▶ Direction:
Reproduce the listing below word for word, leaving out the pictures.
──────── Provided records
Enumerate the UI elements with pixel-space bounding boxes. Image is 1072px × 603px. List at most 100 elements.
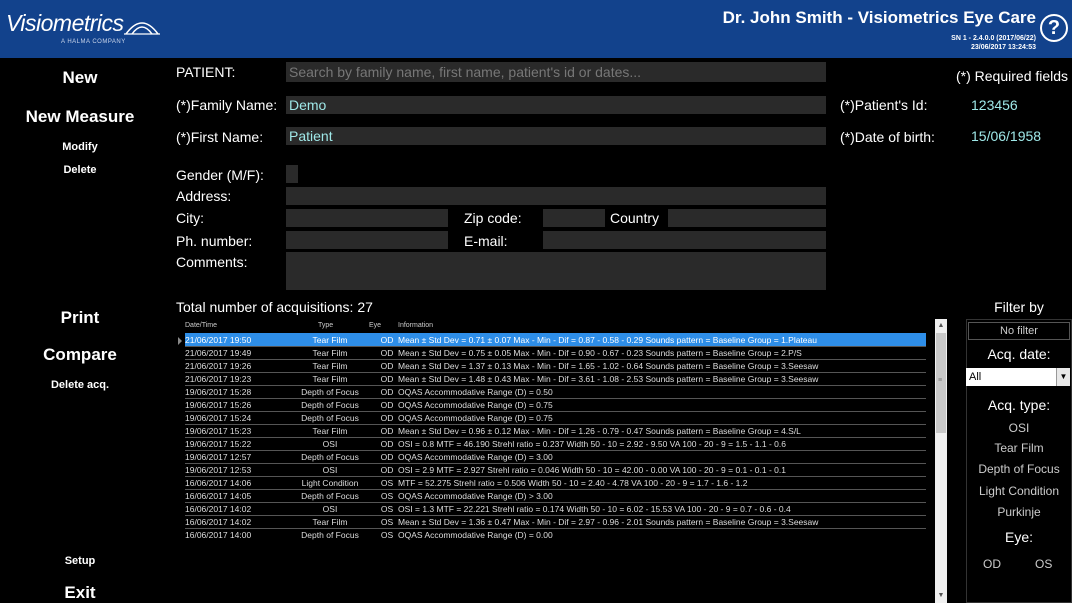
cell-datetime: 16/06/2017 14:05 (185, 491, 252, 501)
cell-eye: OS (380, 517, 394, 527)
scroll-grip-icon: ≡ (938, 377, 943, 384)
cell-information: Mean ± Std Dev = 0.71 ± 0.07 Max - Min -… (398, 335, 817, 345)
table-scrollbar[interactable]: ▲ ≡ ▼ (935, 319, 947, 603)
scroll-down-icon[interactable]: ▼ (937, 591, 945, 601)
compare-button[interactable]: Compare (0, 345, 160, 365)
comments-field[interactable] (286, 252, 826, 290)
phone-label: Ph. number: (176, 233, 253, 249)
table-row[interactable]: 19/06/2017 12:53 OSI OD OSI = 2.9 MTF = 2.9… (185, 463, 926, 476)
phone-field[interactable] (286, 231, 448, 249)
acq-date-dropdown[interactable]: All ▼ (966, 368, 1070, 386)
cell-type: Light Condition (301, 478, 359, 488)
visiometrics-logo: Visiometrics A HALMA COMPANY (6, 10, 176, 50)
table-row[interactable]: 21/06/2017 19:49 Tear Film OD Mean ± Std De… (185, 346, 926, 359)
table-row[interactable]: 16/06/2017 14:06 Light Condition OS MTF = 5… (185, 476, 926, 489)
filter-type-light-condition[interactable]: Light Condition (967, 484, 1071, 498)
eye-label: Eye: (1004, 529, 1033, 545)
cell-eye: OS (380, 504, 394, 514)
exit-button[interactable]: Exit (0, 583, 160, 603)
cell-eye: OD (380, 413, 394, 423)
cell-type: Depth of Focus (301, 452, 359, 462)
print-button[interactable]: Print (0, 308, 160, 328)
table-row[interactable]: 16/06/2017 14:02 Tear Film OS Mean ± Std De… (185, 515, 926, 528)
delete-button[interactable]: Delete (0, 164, 160, 176)
delete-acq-button[interactable]: Delete acq. (0, 379, 160, 391)
column-header-type[interactable]: Type (318, 322, 333, 329)
table-row[interactable]: 21/06/2017 19:50 Tear Film OD Mean ± Std De… (185, 333, 926, 346)
cell-type: OSI (322, 465, 338, 475)
cell-information: OSI = 0.8 MTF = 46.190 Strehl ratio = 0.… (398, 439, 786, 449)
app-header: Visiometrics A HALMA COMPANY Dr. John Sm… (0, 0, 1072, 58)
zip-code-field[interactable] (543, 209, 605, 227)
table-row[interactable]: 16/06/2017 14:00 Depth of Focus OS OQAS Acc… (185, 528, 926, 541)
table-row[interactable]: 19/06/2017 15:28 Depth of Focus OD OQAS Acc… (185, 385, 926, 398)
filter-type-purkinje[interactable]: Purkinje (967, 505, 1071, 519)
cell-eye: OD (380, 400, 394, 410)
total-acquisitions-label: Total number of acquisitions: 27 (176, 299, 373, 315)
setup-button[interactable]: Setup (0, 555, 160, 567)
table-row[interactable]: 19/06/2017 15:24 Depth of Focus OD OQAS Acc… (185, 411, 926, 424)
filter-eye-od[interactable]: OD (983, 557, 1001, 571)
column-header-eye[interactable]: Eye (369, 322, 381, 329)
table-row[interactable]: 19/06/2017 15:22 OSI OD OSI = 0.8 MTF = 46.… (185, 437, 926, 450)
cell-type: Depth of Focus (301, 413, 359, 423)
cell-information: OQAS Accommodative Range (D) = 0.00 (398, 530, 553, 540)
table-row[interactable]: 21/06/2017 19:26 Tear Film OD Mean ± Std De… (185, 359, 926, 372)
country-field[interactable] (668, 209, 826, 227)
cell-datetime: 21/06/2017 19:23 (185, 374, 252, 384)
cell-type: OSI (322, 439, 338, 449)
new-measure-button[interactable]: New Measure (0, 107, 160, 127)
table-row[interactable]: 16/06/2017 14:02 OSI OS OSI = 1.3 MTF = 22.… (185, 502, 926, 515)
gender-field[interactable] (286, 165, 298, 183)
cell-eye: OD (380, 426, 394, 436)
filter-type-tear-film[interactable]: Tear Film (967, 441, 1071, 455)
logo-tagline: A HALMA COMPANY (61, 39, 126, 45)
help-icon: ? (1042, 16, 1066, 40)
family-name-label: (*)Family Name: (176, 97, 278, 113)
column-header-information[interactable]: Information (398, 322, 433, 329)
address-field[interactable] (286, 187, 826, 205)
new-button[interactable]: New (0, 68, 160, 88)
cell-datetime: 21/06/2017 19:50 (185, 335, 252, 345)
table-row[interactable]: 16/06/2017 14:05 Depth of Focus OS OQAS Acc… (185, 489, 926, 502)
acq-date-label: Acq. date: (987, 346, 1051, 362)
help-button[interactable]: ? (1038, 12, 1070, 44)
cell-information: Mean ± Std Dev = 1.48 ± 0.43 Max - Min -… (398, 374, 819, 384)
filter-type-depth-of-focus[interactable]: Depth of Focus (967, 462, 1071, 476)
cell-information: Mean ± Std Dev = 1.36 ± 0.47 Max - Min -… (398, 517, 819, 527)
family-name-field[interactable]: Demo (286, 96, 826, 114)
version-line: SN 1 - 2.4.0.0 (2017/06/22) (951, 35, 1036, 42)
table-row[interactable]: 19/06/2017 12:57 Depth of Focus OD OQAS Acc… (185, 450, 926, 463)
cell-eye: OD (380, 361, 394, 371)
table-header: Date/Time Type Eye Information (176, 319, 926, 333)
cell-eye: OD (380, 452, 394, 462)
patient-id-field[interactable]: 123456 (968, 96, 1072, 114)
current-row-marker-icon (178, 337, 182, 345)
email-field[interactable] (543, 231, 826, 249)
filter-type-osi[interactable]: OSI (967, 421, 1071, 435)
table-row[interactable]: 19/06/2017 15:23 Tear Film OD Mean ± Std De… (185, 424, 926, 437)
first-name-field[interactable]: Patient (286, 127, 826, 145)
cell-datetime: 19/06/2017 12:57 (185, 452, 252, 462)
cell-datetime: 21/06/2017 19:49 (185, 348, 252, 358)
cell-datetime: 16/06/2017 14:02 (185, 504, 252, 514)
scroll-up-icon[interactable]: ▲ (937, 321, 945, 331)
cell-type: Tear Film (312, 348, 348, 358)
modify-button[interactable]: Modify (0, 141, 160, 153)
cell-datetime: 19/06/2017 15:26 (185, 400, 252, 410)
table-row[interactable]: 19/06/2017 15:26 Depth of Focus OD OQAS Acc… (185, 398, 926, 411)
table-row[interactable]: 21/06/2017 19:23 Tear Film OD Mean ± Std De… (185, 372, 926, 385)
logo-arc-icon (124, 22, 160, 35)
cell-eye: OD (380, 465, 394, 475)
dob-field[interactable]: 15/06/1958 (968, 127, 1072, 145)
chevron-down-icon[interactable]: ▼ (1056, 368, 1070, 386)
filter-title: Filter by (994, 299, 1044, 315)
city-field[interactable] (286, 209, 448, 227)
filter-eye-os[interactable]: OS (1035, 557, 1052, 571)
patient-search-input[interactable]: Search by family name, first name, patie… (286, 62, 826, 82)
column-header-datetime[interactable]: Date/Time (185, 322, 217, 329)
no-filter-button[interactable]: No filter (968, 322, 1070, 340)
cell-type: Tear Film (312, 374, 348, 384)
cell-datetime: 16/06/2017 14:02 (185, 517, 252, 527)
timestamp-line: 23/06/2017 13:24:53 (971, 44, 1036, 51)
────────────────
▶ Exercise output:
Enumerate the UI elements with pixel-space bounding boxes. Image is 1072px × 603px. List at most 100 elements.
cell-datetime: 16/06/2017 14:05 (185, 491, 252, 501)
cell-eye: OS (380, 517, 394, 527)
scroll-grip-icon: ≡ (938, 377, 943, 384)
cell-information: Mean ± Std Dev = 0.71 ± 0.07 Max - Min -… (398, 335, 817, 345)
table-scrollbar[interactable]: ▲ ≡ ▼ (935, 319, 947, 603)
scroll-down-icon[interactable]: ▼ (937, 591, 945, 601)
compare-button[interactable]: Compare (0, 345, 160, 365)
comments-field[interactable] (286, 252, 826, 290)
phone-label: Ph. number: (176, 233, 253, 249)
table-row[interactable]: 19/06/2017 12:53 OSI OD OSI = 2.9 MTF = 2.9… (185, 463, 926, 476)
phone-field[interactable] (286, 231, 448, 249)
acq-date-dropdown[interactable]: All ▼ (966, 368, 1070, 386)
cell-type: Light Condition (301, 478, 359, 488)
visiometrics-logo: Visiometrics A HALMA COMPANY (6, 10, 176, 50)
table-row[interactable]: 21/06/2017 19:49 Tear Film OD Mean ± Std De… (185, 346, 926, 359)
table-row[interactable]: 16/06/2017 14:06 Light Condition OS MTF = 5… (185, 476, 926, 489)
filter-type-light-condition[interactable]: Light Condition (967, 484, 1071, 498)
eye-label: Eye: (1004, 529, 1033, 545)
cell-eye: OS (380, 504, 394, 514)
exit-button[interactable]: Exit (0, 583, 160, 603)
cell-eye: OD (380, 413, 394, 423)
cell-type: Depth of Focus (301, 452, 359, 462)
print-button[interactable]: Print (0, 308, 160, 328)
table-row[interactable]: 16/06/2017 14:02 Tear Film OS Mean ± Std De… (185, 515, 926, 528)
delete-button[interactable]: Delete (0, 164, 160, 176)
delete-acq-button[interactable]: Delete acq. (0, 379, 160, 391)
column-header-type[interactable]: Type (318, 322, 333, 329)
table-row[interactable]: 21/06/2017 19:50 Tear Film OD Mean ± Std De… (185, 333, 926, 346)
cell-type: OSI (322, 465, 338, 475)
cell-information: OSI = 0.8 MTF = 46.190 Strehl ratio = 0.… (398, 439, 786, 449)
app-header: Visiometrics A HALMA COMPANY Dr. John Sm… (0, 0, 1072, 58)
zip-code-field[interactable] (543, 209, 605, 227)
table-row[interactable]: 16/06/2017 14:00 Depth of Focus OS OQAS Acc… (185, 528, 926, 541)
table-row[interactable]: 19/06/2017 15:28 Depth of Focus OD OQAS Acc… (185, 385, 926, 398)
filter-type-purkinje[interactable]: Purkinje (967, 505, 1071, 519)
cell-eye: OD (380, 400, 394, 410)
total-acquisitions-label: Total number of acquisitions: 27 (176, 299, 373, 315)
setup-button[interactable]: Setup (0, 555, 160, 567)
table-row[interactable]: 19/06/2017 15:24 Depth of Focus OD OQAS Acc… (185, 411, 926, 424)
filter-eye-od[interactable]: OD (983, 557, 1001, 571)
column-header-eye[interactable]: Eye (369, 322, 381, 329)
table-row[interactable]: 19/06/2017 15:22 OSI OD OSI = 0.8 MTF = 46.… (185, 437, 926, 450)
cell-type: Depth of Focus (301, 413, 359, 423)
cell-information: OQAS Accommodative Range (D) = 0.00 (398, 530, 553, 540)
table-row[interactable]: 21/06/2017 19:26 Tear Film OD Mean ± Std De… (185, 359, 926, 372)
country-field[interactable] (668, 209, 826, 227)
cell-datetime: 21/06/2017 19:23 (185, 374, 252, 384)
cell-type: OSI (322, 439, 338, 449)
new-measure-button[interactable]: New Measure (0, 107, 160, 127)
table-row[interactable]: 16/06/2017 14:02 OSI OS OSI = 1.3 MTF = 22.… (185, 502, 926, 515)
gender-field[interactable] (286, 165, 298, 183)
cell-eye: OD (380, 426, 394, 436)
filter-type-tear-film[interactable]: Tear Film (967, 441, 1071, 455)
logo-tagline: A HALMA COMPANY (61, 39, 126, 45)
help-icon: ? (1042, 16, 1066, 40)
family-name-label: (*)Family Name: (176, 97, 278, 113)
column-header-information[interactable]: Information (398, 322, 433, 329)
address-field[interactable] (286, 187, 826, 205)
new-button[interactable]: New (0, 68, 160, 88)
cell-datetime: 21/06/2017 19:50 (185, 335, 252, 345)
table-row[interactable]: 16/06/2017 14:05 Depth of Focus OS OQAS Acc… (185, 489, 926, 502)
acq-date-label: Acq. date: (987, 346, 1051, 362)
help-button[interactable]: ? (1038, 12, 1070, 44)
cell-information: Mean ± Std Dev = 1.48 ± 0.43 Max - Min -… (398, 374, 819, 384)
filter-type-depth-of-focus[interactable]: Depth of Focus (967, 462, 1071, 476)
cell-information: Mean ± Std Dev = 1.36 ± 0.47 Max - Min -… (398, 517, 819, 527)
family-name-field[interactable]: Demo (286, 96, 826, 114)
version-line: SN 1 - 2.4.0.0 (2017/06/22) (951, 35, 1036, 42)
table-row[interactable]: 19/06/2017 12:57 Depth of Focus OD OQAS Acc… (185, 450, 926, 463)
cell-eye: OD (380, 361, 394, 371)
table-header: Date/Time Type Eye Information (176, 319, 926, 333)
cell-eye: OD (380, 452, 394, 462)
patient-id-field[interactable]: 123456 (968, 96, 1072, 114)
current-row-marker-icon (178, 337, 182, 345)
email-field[interactable] (543, 231, 826, 249)
filter-type-osi[interactable]: OSI (967, 421, 1071, 435)
table-row[interactable]: 19/06/2017 15:23 Tear Film OD Mean ± Std De… (185, 424, 926, 437)
first-name-field[interactable]: Patient (286, 127, 826, 145)
cell-datetime: 19/06/2017 12:57 (185, 452, 252, 462)
cell-datetime: 21/06/2017 19:49 (185, 348, 252, 358)
cell-datetime: 16/06/2017 14:02 (185, 504, 252, 514)
scroll-up-icon[interactable]: ▲ (937, 321, 945, 331)
cell-type: Tear Film (312, 348, 348, 358)
modify-button[interactable]: Modify (0, 141, 160, 153)
cell-datetime: 19/06/2017 15:26 (185, 400, 252, 410)
table-row[interactable]: 19/06/2017 15:26 Depth of Focus OD OQAS Acc… (185, 398, 926, 411)
table-row[interactable]: 21/06/2017 19:23 Tear Film OD Mean ± Std De… (185, 372, 926, 385)
logo-arc-icon (124, 22, 160, 35)
cell-eye: OD (380, 465, 394, 475)
dob-field[interactable]: 15/06/1958 (968, 127, 1072, 145)
chevron-down-icon[interactable]: ▼ (1056, 368, 1070, 386)
filter-title: Filter by (994, 299, 1044, 315)
city-field[interactable] (286, 209, 448, 227)
filter-eye-os[interactable]: OS (1035, 557, 1052, 571)
patient-search-input[interactable]: Search by family name, first name, patie… (286, 62, 826, 82)
column-header-datetime[interactable]: Date/Time (185, 322, 217, 329)
no-filter-button[interactable]: No filter (968, 322, 1070, 340)
cell-type: Tear Film (312, 374, 348, 384)
cell-datetime: 16/06/2017 14:02 (185, 517, 252, 527)
timestamp-line: 23/06/2017 13:24:53 (971, 44, 1036, 51)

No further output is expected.